**Challenge:**
Could you change "location" to "position" in the lines between the one holding "I need the location" and the one holding "data-point-reta [1695,147,1715,167]", inclusive, and give those lines again with nothing else altered?

Data extracted from a collection
• • • • • • •

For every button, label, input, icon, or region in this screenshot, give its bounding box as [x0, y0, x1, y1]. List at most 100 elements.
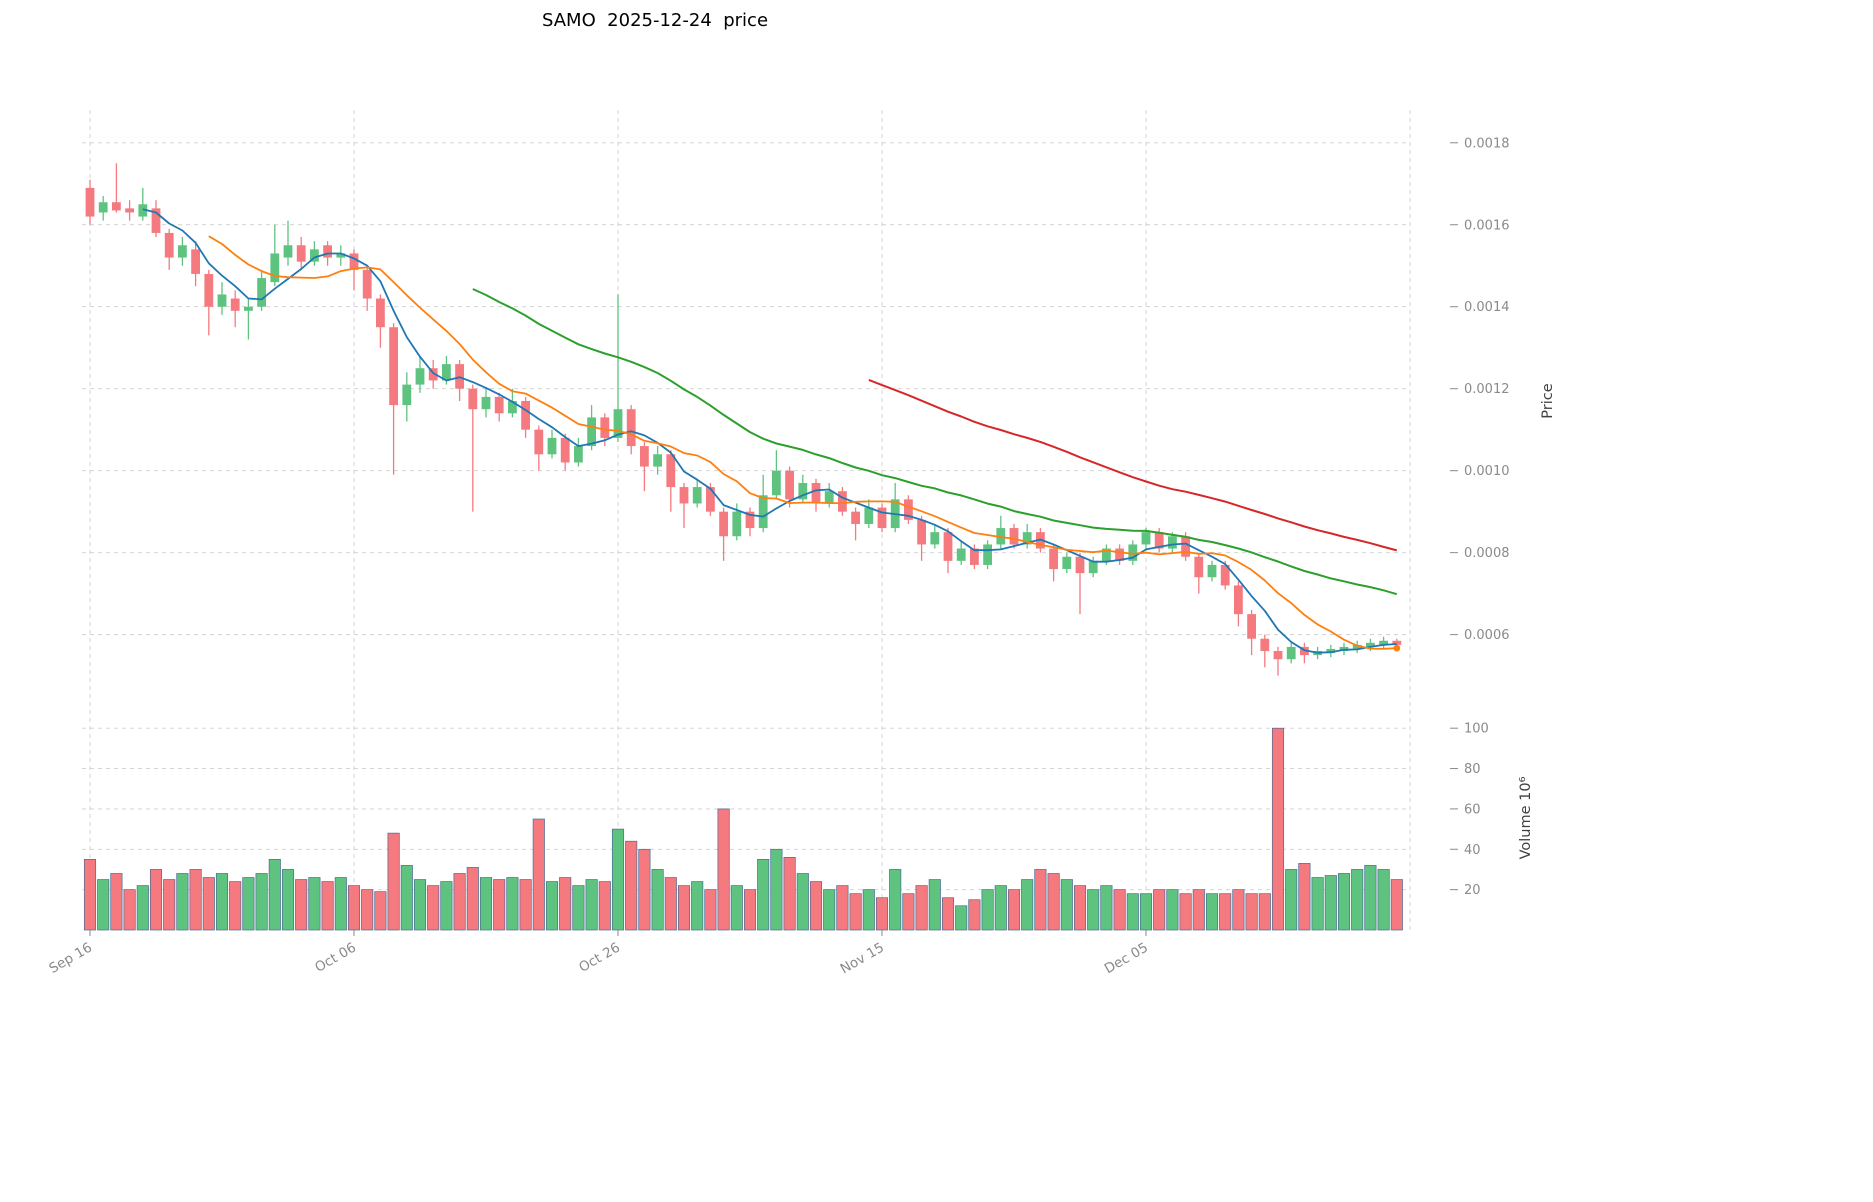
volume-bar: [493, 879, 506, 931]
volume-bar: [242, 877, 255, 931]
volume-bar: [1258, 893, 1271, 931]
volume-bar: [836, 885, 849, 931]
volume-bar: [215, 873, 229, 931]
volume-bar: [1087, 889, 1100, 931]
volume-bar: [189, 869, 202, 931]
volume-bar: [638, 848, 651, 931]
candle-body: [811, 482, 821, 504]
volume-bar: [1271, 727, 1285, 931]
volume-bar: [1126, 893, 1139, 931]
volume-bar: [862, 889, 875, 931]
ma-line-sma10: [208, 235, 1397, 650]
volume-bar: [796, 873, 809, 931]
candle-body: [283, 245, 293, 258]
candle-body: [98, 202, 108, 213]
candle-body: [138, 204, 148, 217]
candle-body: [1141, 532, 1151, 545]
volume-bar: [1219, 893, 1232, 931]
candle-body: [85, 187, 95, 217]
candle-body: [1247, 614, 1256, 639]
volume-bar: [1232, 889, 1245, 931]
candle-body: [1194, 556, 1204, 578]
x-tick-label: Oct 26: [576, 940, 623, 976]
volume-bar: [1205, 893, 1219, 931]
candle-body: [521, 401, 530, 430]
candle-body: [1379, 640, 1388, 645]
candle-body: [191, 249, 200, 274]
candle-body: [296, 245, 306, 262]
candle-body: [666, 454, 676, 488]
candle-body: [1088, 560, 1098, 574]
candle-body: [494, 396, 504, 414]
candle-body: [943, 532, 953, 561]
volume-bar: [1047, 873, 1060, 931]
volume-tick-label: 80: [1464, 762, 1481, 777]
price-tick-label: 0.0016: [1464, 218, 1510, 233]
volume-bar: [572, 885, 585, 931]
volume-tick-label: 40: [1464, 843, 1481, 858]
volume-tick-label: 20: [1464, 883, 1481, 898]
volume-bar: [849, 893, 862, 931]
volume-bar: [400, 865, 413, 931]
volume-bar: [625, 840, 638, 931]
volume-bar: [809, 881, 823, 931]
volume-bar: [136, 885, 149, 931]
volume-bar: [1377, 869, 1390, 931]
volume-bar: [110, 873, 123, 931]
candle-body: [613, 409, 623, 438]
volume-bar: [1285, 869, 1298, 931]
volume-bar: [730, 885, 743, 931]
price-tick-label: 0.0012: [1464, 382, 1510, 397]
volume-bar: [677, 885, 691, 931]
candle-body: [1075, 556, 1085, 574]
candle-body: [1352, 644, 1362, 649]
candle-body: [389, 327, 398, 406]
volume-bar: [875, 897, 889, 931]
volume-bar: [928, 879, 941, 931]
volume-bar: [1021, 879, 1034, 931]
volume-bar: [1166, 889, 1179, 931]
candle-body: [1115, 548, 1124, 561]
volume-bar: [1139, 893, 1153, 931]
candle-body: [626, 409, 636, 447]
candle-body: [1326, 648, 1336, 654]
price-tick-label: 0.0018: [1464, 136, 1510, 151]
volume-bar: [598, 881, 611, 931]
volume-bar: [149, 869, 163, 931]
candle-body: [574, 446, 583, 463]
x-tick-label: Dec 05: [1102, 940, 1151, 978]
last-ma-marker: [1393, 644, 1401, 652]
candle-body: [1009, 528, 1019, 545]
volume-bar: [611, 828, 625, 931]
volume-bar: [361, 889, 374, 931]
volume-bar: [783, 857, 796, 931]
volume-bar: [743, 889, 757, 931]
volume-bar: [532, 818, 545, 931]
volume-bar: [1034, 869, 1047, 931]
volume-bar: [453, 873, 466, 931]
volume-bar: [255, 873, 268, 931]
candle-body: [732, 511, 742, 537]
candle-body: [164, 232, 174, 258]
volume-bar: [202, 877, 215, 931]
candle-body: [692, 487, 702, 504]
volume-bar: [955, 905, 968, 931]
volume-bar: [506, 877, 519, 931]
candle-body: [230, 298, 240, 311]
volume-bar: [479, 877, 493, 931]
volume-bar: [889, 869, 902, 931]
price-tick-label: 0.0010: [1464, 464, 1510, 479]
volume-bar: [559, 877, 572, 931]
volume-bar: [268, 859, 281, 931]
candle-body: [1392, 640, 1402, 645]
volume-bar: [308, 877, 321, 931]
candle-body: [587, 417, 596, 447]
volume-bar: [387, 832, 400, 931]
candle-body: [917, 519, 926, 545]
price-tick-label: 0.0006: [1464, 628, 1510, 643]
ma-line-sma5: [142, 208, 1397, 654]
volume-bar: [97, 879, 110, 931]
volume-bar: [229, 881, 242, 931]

• • • • • • •

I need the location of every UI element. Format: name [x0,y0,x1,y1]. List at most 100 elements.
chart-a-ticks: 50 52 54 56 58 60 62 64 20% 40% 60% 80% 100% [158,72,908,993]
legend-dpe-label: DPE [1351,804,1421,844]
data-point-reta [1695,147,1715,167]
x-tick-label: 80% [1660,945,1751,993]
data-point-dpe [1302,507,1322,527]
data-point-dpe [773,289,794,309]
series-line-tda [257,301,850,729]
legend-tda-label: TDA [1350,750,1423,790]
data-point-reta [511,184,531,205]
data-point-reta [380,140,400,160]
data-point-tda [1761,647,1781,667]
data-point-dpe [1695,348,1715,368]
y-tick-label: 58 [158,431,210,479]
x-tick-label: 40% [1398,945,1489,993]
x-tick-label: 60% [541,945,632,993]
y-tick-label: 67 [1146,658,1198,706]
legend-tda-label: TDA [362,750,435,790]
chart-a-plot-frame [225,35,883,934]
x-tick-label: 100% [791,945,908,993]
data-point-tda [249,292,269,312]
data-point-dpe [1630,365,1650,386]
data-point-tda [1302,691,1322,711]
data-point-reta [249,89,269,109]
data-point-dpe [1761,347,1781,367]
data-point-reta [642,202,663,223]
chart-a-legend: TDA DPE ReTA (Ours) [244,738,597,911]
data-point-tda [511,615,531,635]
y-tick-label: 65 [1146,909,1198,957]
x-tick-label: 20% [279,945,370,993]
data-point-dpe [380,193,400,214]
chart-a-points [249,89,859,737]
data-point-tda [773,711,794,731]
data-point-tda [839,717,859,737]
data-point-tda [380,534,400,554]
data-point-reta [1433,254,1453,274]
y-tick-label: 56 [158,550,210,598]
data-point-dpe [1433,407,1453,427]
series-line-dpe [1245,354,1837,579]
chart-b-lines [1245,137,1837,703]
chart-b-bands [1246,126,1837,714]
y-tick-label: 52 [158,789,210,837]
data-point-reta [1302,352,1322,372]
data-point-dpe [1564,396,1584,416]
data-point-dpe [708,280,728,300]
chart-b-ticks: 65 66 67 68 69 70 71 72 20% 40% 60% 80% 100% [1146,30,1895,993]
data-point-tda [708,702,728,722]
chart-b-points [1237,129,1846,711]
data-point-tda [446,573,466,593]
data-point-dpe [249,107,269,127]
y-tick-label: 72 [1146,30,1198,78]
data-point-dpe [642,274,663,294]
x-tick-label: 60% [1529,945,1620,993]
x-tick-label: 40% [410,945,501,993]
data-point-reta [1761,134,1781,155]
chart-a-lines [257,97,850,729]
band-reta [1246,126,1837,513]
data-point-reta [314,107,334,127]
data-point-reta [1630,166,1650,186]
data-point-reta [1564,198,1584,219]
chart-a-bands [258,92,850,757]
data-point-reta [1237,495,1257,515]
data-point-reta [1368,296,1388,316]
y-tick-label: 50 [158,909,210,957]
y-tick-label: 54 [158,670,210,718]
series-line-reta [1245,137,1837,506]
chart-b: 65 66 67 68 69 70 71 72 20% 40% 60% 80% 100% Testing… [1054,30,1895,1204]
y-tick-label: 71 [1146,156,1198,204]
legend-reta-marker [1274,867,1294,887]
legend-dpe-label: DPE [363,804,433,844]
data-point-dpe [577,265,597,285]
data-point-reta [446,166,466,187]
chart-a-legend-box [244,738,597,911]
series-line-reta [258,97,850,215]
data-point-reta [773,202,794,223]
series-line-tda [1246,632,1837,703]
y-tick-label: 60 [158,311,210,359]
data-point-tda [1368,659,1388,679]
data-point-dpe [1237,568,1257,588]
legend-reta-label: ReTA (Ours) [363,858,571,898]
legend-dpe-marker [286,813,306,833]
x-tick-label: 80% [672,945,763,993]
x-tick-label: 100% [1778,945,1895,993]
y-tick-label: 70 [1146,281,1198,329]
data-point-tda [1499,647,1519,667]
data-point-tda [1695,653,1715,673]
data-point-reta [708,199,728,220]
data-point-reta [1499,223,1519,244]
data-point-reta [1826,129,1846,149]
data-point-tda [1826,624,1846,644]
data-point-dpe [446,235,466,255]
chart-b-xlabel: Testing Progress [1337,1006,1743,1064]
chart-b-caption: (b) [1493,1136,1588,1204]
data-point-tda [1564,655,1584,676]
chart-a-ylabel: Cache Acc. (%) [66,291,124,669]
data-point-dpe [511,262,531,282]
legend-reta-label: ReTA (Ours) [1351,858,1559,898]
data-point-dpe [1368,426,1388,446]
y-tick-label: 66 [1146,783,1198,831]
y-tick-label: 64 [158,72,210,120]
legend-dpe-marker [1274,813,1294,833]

• • • • • • •

**Solution to the problem:**
I need the position of every UI element. Format: name [x0,y0,x1,y1]. List at most 100 elements.
chart-a-ticks: 50 52 54 56 58 60 62 64 20% 40% 60% 80% 100% [158,72,908,993]
legend-dpe-label: DPE [1351,804,1421,844]
data-point-reta [1695,147,1715,167]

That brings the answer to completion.